## Data for processing

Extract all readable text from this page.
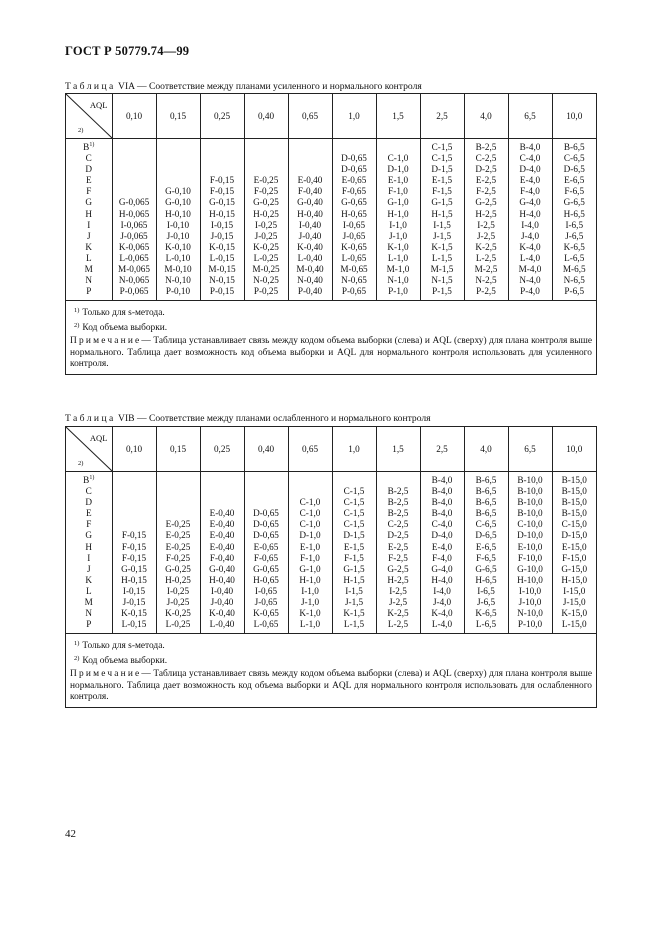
ГОСТ Р 50779.74—99
Таблица VIA — Соответствие между планами усиленного и нормального контроля
AQL
2)	0,10	0,15	0,25	0,40	0,65	1,0	1,5	2,5	4,0	6,5	10,0
$B^{1)}$								C-1,5	B-2,5	B-4,0	B-6,5
C						D-0,65	C-1,0	C-1,5	C-2,5	C-4,0	C-6,5
D						D-0,65	D-1,0	D-1,5	D-2,5	D-4,0	D-6,5
E			F-0,15	E-0,25	E-0,40	E-0,65	E-1,0	E-1,5	E-2,5	E-4,0	E-6,5
F		G-0,10	F-0,15	F-0,25	F-0,40	F-0,65	F-1,0	F-1,5	F-2,5	F-4,0	F-6,5
G	G-0,065	G-0,10	G-0,15	G-0,25	G-0,40	G-0,65	G-1,0	G-1,5	G-2,5	G-4,0	G-6,5
H	H-0,065	H-0,10	H-0,15	H-0,25	H-0,40	H-0,65	H-1,0	H-1,5	H-2,5	H-4,0	H-6,5
I	I-0,065	I-0,10	I-0,15	I-0,25	I-0,40	I-0,65	I-1,0	I-1,5	I-2,5	I-4,0	I-6,5
J	J-0,065	J-0,10	J-0,15	J-0,25	J-0,40	J-0,65	J-1,0	J-1,5	J-2,5	J-4,0	J-6,5
K	K-0,065	K-0,10	K-0,15	K-0,25	K-0,40	K-0,65	K-1,0	K-1,5	K-2,5	K-4,0	K-6,5
L	L-0,065	L-0,10	L-0,15	L-0,25	L-0,40	L-0,65	L-1,0	L-1,5	L-2,5	L-4,0	L-6,5
M	M-0,065	M-0,10	M-0,15	M-0,25	M-0,40	M-0,65	M-1,0	M-1,5	M-2,5	M-4,0	M-6,5
N	N-0,065	N-0,10	N-0,15	N-0,25	N-0,40	N-0,65	N-1,0	N-1,5	N-2,5	N-4,0	N-6,5
P	P-0,065	P-0,10	P-0,15	P-0,25	P-0,40	P-0,65	P-1,0	P-1,5	P-2,5	P-4,0	P-6,5
$^{1)}$ Только для s-метода.
$^{2)}$ Код объема выборки.
Примечание— Таблица устанавливает связь между кодом объема выборки (слева) и AQL (сверху) для плана контроля выше нормального. Таблица дает возможность код объема выборки и AQL для нормального контроля использовать для усиленного контроля.
Таблица VIB — Соответствие между планами ослабленного и нормального контроля
AQL
2)	0,10	0,15	0,25	0,40	0,65	1,0	1,5	2,5	4,0	6,5	10,0
$B^{1)}$								B-4,0	B-6,5	B-10,0	B-15,0
C						C-1,5	B-2,5	B-4,0	B-6,5	B-10,0	B-15,0
D					C-1,0	C-1,5	B-2,5	B-4,0	B-6,5	B-10,0	B-15,0
E			E-0,40	D-0,65	C-1,0	C-1,5	B-2,5	B-4,0	B-6,5	B-10,0	B-15,0
F		E-0,25	E-0,40	D-0,65	C-1,0	C-1,5	C-2,5	C-4,0	C-6,5	C-10,0	C-15,0
G	F-0,15	E-0,25	E-0,40	D-0,65	D-1,0	D-1,5	D-2,5	D-4,0	D-6,5	D-10,0	D-15,0
H	F-0,15	E-0,25	E-0,40	E-0,65	E-1,0	E-1,5	E-2,5	E-4,0	E-6,5	E-10,0	E-15,0
I	F-0,15	F-0,25	F-0,40	F-0,65	F-1,0	F-1,5	F-2,5	F-4,0	F-6,5	F-10,0	F-15,0
J	G-0,15	G-0,25	G-0,40	G-0,65	G-1,0	G-1,5	G-2,5	G-4,0	G-6,5	G-10,0	G-15,0
K	H-0,15	H-0,25	H-0,40	H-0,65	H-1,0	H-1,5	H-2,5	H-4,0	H-6,5	H-10,0	H-15,0
L	I-0,15	I-0,25	I-0,40	I-0,65	I-1,0	I-1,5	I-2,5	I-4,0	I-6,5	I-10,0	I-15,0
M	J-0,15	J-0,25	J-0,40	J-0,65	J-1,0	J-1,5	J-2,5	J-4,0	J-6,5	J-10,0	J-15,0
N	K-0,15	K-0,25	K-0,40	K-0,65	K-1,0	K-1,5	K-2,5	K-4,0	K-6,5	N-10,0	K-15,0
P	L-0,15	L-0,25	L-0,40	L-0,65	L-1,0	L-1,5	L-2,5	L-4,0	L-6,5	P-10,0	L-15,0
$^{1)}$ Только для s-метода.
$^{2)}$ Код объема выборки.
Примечание— Таблица устанавливает связь между кодом объема выборки (слева) и AQL (сверху) для плана контроля выше нормального. Таблица дает возможность код объема выборки и AQL для нормального контроля использовать для ослабленного контроля.
42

## Directive
Report how many lines of the preceding records include "возможность". Output the number only.

## Problem solution
2